— Prompt —
Return every record exactly as written.

— Material to process —

================

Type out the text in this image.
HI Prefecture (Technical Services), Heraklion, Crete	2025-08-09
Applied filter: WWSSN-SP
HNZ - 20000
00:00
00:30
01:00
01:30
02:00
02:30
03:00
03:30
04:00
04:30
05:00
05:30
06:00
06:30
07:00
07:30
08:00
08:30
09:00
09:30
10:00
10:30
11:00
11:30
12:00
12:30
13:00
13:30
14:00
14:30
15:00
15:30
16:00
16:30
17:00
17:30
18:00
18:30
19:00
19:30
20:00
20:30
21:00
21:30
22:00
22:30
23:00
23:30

================

— The output —
Type out the text in this image.
HI Prefecture (Technical Services), Heraklion, Crete	2025-08-09
Applied filter: WWSSN-SP
HNZ - 20000
00:00
00:30
01:00
01:30
02:00
02:30
03:00
03:30
04:00
04:30
05:00
05:30
06:00
06:30
07:00
07:30
08:00
08:30
09:00
09:30
10:00
10:30
11:00
11:30
12:00
12:30
13:00
13:30
14:00
14:30
15:00
15:30
16:00
16:30
17:00
17:30
18:00
18:30
19:00
19:30
20:00
20:30
21:00
21:30
22:00
22:30
23:00
23:30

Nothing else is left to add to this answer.